[Dataset items]
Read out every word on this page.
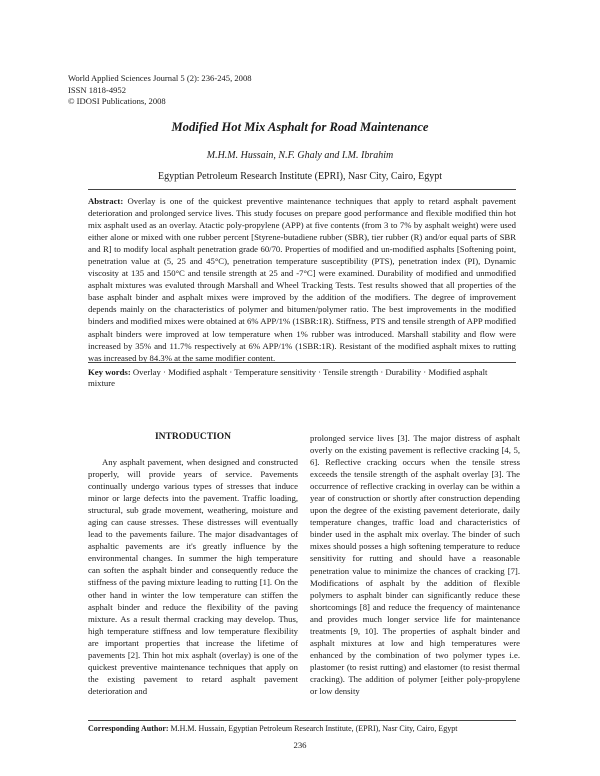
World Applied Sciences Journal 5 (2): 236-245, 2008
ISSN 1818-4952
© IDOSI Publications, 2008
Modified Hot Mix Asphalt for Road Maintenance
M.H.M. Hussain, N.F. Ghaly and I.M. Ibrahim
Egyptian Petroleum Research Institute (EPRI), Nasr City, Cairo, Egypt
Abstract: Overlay is one of the quickest preventive maintenance techniques that apply to retard asphalt pavement deterioration and prolonged service lives. This study focuses on prepare good performance and flexible modified thin hot mix asphalt used as an overlay. Atactic poly-propylene (APP) at five contents (from 3 to 7% by asphalt weight) were used either alone or mixed with one rubber percent [Styrene-butadiene rubber (SBR), tier rubber (R) and/or equal parts of SBR and R] to modify local asphalt penetration grade 60/70. Properties of modified and un-modified asphalts [Softening point, penetration value at (5, 25 and 45°C), penetration temperature susceptibility (PTS), penetration index (PI), Dynamic viscosity at 135 and 150°C and tensile strength at 25 and -7°C] were examined. Durability of modified and unmodified asphalt mixtures was evaluted through Marshall and Wheel Tracking Tests. Test results showed that all properties of the base asphalt binder and asphalt mixes were improved by the addition of the modifiers. The degree of improvement depends mainly on the characteristics of polymer and bitumen/polymer ratio. The best improvements in the modified binders and modified mixes were obtained at 6% APP/1% (1SBR:1R). Stiffness, PTS and tensile strength of APP modified asphalt binders were improved at low temperature when 1% rubber was introduced. Marshall stability and flow were increased by 35% and 11.7% respectively at 6% APP/1% (1SBR:1R). Resistant of the modified asphalt mixes to rutting was increased by 84.3% at the same modifier content.
Key words: Overlay · Modified asphalt · Temperature sensitivity · Tensile strength · Durability · Modified asphalt mixture
INTRODUCTION
Any asphalt pavement, when designed and constructed properly, will provide years of service. Pavements continually undergo various types of stresses that induce minor or large defects into the pavement. Traffic loading, structural, sub grade movement, weathering, moisture and aging can cause stresses. These distresses will eventually lead to the pavements failure. The major disadvantages of asphaltic pavements are it's greatly influence by the environmental changes. In summer the high temperature can soften the asphalt binder and consequently reduce the stiffness of the paving mixture leading to rutting [1]. On the other hand in winter the low temperature can stiffen the asphalt binder and reduce the flexibility of the paving mixture. As a result thermal cracking may develop. Thus, high temperature stiffness and low temperature flexibility are important properties that increase the lifetime of pavements [2]. Thin hot mix asphalt (overlay) is one of the quickest preventive maintenance techniques that apply on the existing pavement to retard asphalt pavement deterioration and
prolonged service lives [3]. The major distress of asphalt overly on the existing pavement is reflective cracking [4, 5, 6]. Reflective cracking occurs when the tensile stress exceeds the tensile strength of the asphalt overlay [3]. The occurrence of reflective cracking in overlay can be within a year of construction or shortly after construction depending upon the degree of the existing pavement deteriorate, daily temperature changes, traffic load and characteristics of binder used in the asphalt mix overlay. The binder of such mixes should posses a high softening temperature to reduce sensitivity for rutting and should have a reasonable penetration value to minimize the chances of cracking [7]. Modifications of asphalt by the addition of flexible polymers to asphalt binder can significantly reduce these shortcomings [8] and reduce the frequency of maintenance and provides much longer service life for maintenance treatments [9, 10]. The properties of asphalt binder and asphalt mixtures at low and high temperatures were enhanced by the combination of two polymer types i.e. plastomer (to resist rutting) and elastomer (to resist thermal cracking). The addition of polymer [either poly-propylene or low density
Corresponding Author: M.H.M. Hussain, Egyptian Petroleum Research Institute, (EPRI), Nasr City, Cairo, Egypt
236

## Exercise directions
Omit pictures; set down the rest of the material word for word.

## Exercise response
Read out every word on this page.
World Applied Sciences Journal 5 (2): 236-245, 2008
ISSN 1818-4952
© IDOSI Publications, 2008
Modified Hot Mix Asphalt for Road Maintenance
M.H.M. Hussain, N.F. Ghaly and I.M. Ibrahim
Egyptian Petroleum Research Institute (EPRI), Nasr City, Cairo, Egypt
Abstract: Overlay is one of the quickest preventive maintenance techniques that apply to retard asphalt pavement deterioration and prolonged service lives. This study focuses on prepare good performance and flexible modified thin hot mix asphalt used as an overlay. Atactic poly-propylene (APP) at five contents (from 3 to 7% by asphalt weight) were used either alone or mixed with one rubber percent [Styrene-butadiene rubber (SBR), tier rubber (R) and/or equal parts of SBR and R] to modify local asphalt penetration grade 60/70. Properties of modified and un-modified asphalts [Softening point, penetration value at (5, 25 and 45°C), penetration temperature susceptibility (PTS), penetration index (PI), Dynamic viscosity at 135 and 150°C and tensile strength at 25 and -7°C] were examined. Durability of modified and unmodified asphalt mixtures was evaluted through Marshall and Wheel Tracking Tests. Test results showed that all properties of the base asphalt binder and asphalt mixes were improved by the addition of the modifiers. The degree of improvement depends mainly on the characteristics of polymer and bitumen/polymer ratio. The best improvements in the modified binders and modified mixes were obtained at 6% APP/1% (1SBR:1R). Stiffness, PTS and tensile strength of APP modified asphalt binders were improved at low temperature when 1% rubber was introduced. Marshall stability and flow were increased by 35% and 11.7% respectively at 6% APP/1% (1SBR:1R). Resistant of the modified asphalt mixes to rutting was increased by 84.3% at the same modifier content.
Key words: Overlay · Modified asphalt · Temperature sensitivity · Tensile strength · Durability · Modified asphalt mixture
INTRODUCTION
Any asphalt pavement, when designed and constructed properly, will provide years of service. Pavements continually undergo various types of stresses that induce minor or large defects into the pavement. Traffic loading, structural, sub grade movement, weathering, moisture and aging can cause stresses. These distresses will eventually lead to the pavements failure. The major disadvantages of asphaltic pavements are it's greatly influence by the environmental changes. In summer the high temperature can soften the asphalt binder and consequently reduce the stiffness of the paving mixture leading to rutting [1]. On the other hand in winter the low temperature can stiffen the asphalt binder and reduce the flexibility of the paving mixture. As a result thermal cracking may develop. Thus, high temperature stiffness and low temperature flexibility are important properties that increase the lifetime of pavements [2]. Thin hot mix asphalt (overlay) is one of the quickest preventive maintenance techniques that apply on the existing pavement to retard asphalt pavement deterioration and
prolonged service lives [3]. The major distress of asphalt overly on the existing pavement is reflective cracking [4, 5, 6]. Reflective cracking occurs when the tensile stress exceeds the tensile strength of the asphalt overlay [3]. The occurrence of reflective cracking in overlay can be within a year of construction or shortly after construction depending upon the degree of the existing pavement deteriorate, daily temperature changes, traffic load and characteristics of binder used in the asphalt mix overlay. The binder of such mixes should posses a high softening temperature to reduce sensitivity for rutting and should have a reasonable penetration value to minimize the chances of cracking [7]. Modifications of asphalt by the addition of flexible polymers to asphalt binder can significantly reduce these shortcomings [8] and reduce the frequency of maintenance and provides much longer service life for maintenance treatments [9, 10]. The properties of asphalt binder and asphalt mixtures at low and high temperatures were enhanced by the combination of two polymer types i.e. plastomer (to resist rutting) and elastomer (to resist thermal cracking). The addition of polymer [either poly-propylene or low density
Corresponding Author: M.H.M. Hussain, Egyptian Petroleum Research Institute, (EPRI), Nasr City, Cairo, Egypt
236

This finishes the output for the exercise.